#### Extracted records
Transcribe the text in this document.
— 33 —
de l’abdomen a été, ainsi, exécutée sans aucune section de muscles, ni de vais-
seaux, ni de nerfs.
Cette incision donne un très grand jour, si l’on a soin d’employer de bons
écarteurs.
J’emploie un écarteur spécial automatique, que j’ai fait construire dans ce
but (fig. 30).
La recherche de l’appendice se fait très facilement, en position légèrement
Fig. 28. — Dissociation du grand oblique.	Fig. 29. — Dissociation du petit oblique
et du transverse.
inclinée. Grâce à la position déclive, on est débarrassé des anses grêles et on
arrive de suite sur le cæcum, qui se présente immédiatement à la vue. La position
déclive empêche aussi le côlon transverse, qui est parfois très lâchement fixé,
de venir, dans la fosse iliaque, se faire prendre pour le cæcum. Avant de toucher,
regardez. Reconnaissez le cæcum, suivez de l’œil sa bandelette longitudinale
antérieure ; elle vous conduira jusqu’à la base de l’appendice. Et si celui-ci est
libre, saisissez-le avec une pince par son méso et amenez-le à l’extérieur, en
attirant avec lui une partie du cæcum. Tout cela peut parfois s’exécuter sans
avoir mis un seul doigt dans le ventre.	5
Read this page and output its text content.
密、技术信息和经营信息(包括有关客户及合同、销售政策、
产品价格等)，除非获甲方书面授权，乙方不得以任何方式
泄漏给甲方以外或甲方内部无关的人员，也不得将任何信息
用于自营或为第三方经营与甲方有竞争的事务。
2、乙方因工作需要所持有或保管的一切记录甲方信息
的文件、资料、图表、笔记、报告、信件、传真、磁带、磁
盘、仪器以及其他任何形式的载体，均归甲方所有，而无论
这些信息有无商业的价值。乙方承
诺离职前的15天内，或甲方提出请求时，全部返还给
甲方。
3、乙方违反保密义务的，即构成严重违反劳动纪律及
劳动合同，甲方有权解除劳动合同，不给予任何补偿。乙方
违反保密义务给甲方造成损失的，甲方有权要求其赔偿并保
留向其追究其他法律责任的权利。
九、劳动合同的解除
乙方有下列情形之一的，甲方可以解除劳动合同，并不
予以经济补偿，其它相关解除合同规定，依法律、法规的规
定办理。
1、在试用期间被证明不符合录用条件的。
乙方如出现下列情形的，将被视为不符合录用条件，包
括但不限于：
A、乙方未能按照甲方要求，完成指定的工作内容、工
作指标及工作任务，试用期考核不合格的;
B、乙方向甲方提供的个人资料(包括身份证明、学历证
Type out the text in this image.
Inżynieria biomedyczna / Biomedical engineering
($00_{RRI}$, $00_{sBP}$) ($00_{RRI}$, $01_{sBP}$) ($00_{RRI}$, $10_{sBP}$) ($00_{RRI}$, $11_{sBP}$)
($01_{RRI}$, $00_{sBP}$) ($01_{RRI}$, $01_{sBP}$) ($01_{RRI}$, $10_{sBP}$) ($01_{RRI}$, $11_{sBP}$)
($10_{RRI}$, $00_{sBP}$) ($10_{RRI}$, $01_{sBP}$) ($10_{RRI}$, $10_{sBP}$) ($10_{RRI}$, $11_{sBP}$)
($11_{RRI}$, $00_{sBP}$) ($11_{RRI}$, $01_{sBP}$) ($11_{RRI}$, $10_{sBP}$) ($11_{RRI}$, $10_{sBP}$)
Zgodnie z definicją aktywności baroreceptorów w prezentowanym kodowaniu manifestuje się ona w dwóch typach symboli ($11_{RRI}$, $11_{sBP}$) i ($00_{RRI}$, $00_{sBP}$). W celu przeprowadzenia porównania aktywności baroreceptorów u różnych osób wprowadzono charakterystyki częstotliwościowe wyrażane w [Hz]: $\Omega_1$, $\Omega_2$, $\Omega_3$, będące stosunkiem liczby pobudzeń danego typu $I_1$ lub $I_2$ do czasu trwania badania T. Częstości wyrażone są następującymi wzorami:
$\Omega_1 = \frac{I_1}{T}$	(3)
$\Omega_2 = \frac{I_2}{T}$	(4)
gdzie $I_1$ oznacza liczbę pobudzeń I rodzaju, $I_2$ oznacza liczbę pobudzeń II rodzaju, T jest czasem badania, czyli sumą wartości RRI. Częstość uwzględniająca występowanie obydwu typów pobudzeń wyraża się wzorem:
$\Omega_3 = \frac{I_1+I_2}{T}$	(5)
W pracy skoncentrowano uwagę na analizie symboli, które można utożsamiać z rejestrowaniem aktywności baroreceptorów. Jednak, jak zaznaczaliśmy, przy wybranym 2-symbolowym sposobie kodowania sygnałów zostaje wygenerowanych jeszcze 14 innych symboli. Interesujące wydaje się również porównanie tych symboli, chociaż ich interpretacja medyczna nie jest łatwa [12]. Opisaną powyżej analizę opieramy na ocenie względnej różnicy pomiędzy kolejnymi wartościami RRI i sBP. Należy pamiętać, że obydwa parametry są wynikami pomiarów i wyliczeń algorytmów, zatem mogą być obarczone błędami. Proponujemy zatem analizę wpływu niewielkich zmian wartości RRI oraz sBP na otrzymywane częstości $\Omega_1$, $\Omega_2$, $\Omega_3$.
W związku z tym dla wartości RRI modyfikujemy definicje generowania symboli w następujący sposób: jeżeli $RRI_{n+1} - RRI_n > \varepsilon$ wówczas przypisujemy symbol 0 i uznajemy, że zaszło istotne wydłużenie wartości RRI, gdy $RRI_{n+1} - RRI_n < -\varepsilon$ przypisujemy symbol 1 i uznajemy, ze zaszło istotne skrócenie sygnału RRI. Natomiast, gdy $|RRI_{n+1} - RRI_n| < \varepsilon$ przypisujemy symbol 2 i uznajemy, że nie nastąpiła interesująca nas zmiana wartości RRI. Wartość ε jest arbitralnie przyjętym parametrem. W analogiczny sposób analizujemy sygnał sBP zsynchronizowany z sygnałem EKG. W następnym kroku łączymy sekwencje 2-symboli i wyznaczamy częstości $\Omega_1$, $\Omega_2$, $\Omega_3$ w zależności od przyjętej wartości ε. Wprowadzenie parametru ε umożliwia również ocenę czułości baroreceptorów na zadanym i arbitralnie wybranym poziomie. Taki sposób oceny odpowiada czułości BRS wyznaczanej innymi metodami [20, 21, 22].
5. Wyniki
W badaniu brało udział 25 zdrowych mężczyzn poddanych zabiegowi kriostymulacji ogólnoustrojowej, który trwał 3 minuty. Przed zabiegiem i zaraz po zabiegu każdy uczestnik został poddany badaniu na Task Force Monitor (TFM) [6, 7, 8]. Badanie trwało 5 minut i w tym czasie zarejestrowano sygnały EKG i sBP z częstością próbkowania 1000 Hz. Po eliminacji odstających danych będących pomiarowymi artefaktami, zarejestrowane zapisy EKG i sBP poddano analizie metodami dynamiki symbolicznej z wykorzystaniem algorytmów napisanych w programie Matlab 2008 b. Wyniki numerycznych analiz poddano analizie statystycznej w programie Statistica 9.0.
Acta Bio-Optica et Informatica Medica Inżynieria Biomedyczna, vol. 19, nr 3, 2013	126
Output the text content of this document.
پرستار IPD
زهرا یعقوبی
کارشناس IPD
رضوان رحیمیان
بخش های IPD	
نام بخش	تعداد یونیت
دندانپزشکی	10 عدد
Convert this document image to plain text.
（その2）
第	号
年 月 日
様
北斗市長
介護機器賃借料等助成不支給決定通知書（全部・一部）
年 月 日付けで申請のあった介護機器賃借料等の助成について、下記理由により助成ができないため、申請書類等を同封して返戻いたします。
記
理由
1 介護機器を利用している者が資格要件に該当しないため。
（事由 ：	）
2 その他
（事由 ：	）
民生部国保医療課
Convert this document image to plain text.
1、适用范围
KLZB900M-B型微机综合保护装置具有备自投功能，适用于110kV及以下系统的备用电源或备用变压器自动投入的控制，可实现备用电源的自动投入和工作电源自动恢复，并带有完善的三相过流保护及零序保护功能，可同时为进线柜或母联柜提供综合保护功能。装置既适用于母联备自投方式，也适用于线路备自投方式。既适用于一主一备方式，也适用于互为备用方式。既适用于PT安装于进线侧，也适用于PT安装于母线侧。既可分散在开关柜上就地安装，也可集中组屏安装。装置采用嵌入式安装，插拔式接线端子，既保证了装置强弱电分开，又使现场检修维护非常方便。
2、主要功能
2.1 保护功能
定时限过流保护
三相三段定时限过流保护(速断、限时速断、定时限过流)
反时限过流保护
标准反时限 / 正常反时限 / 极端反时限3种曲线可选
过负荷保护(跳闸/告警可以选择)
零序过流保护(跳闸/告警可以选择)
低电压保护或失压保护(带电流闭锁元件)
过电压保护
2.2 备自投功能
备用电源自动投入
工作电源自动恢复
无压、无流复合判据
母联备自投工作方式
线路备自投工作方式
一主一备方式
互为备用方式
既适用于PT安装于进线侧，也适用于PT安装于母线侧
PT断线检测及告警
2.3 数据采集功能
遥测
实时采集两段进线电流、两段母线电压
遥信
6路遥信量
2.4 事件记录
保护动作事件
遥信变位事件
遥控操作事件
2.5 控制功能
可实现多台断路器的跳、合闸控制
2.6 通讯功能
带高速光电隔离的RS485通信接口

#### Challenge
Some lines of the data may hold the word "fait". Say how many do, with nothing else.

#### Response for this exercise
2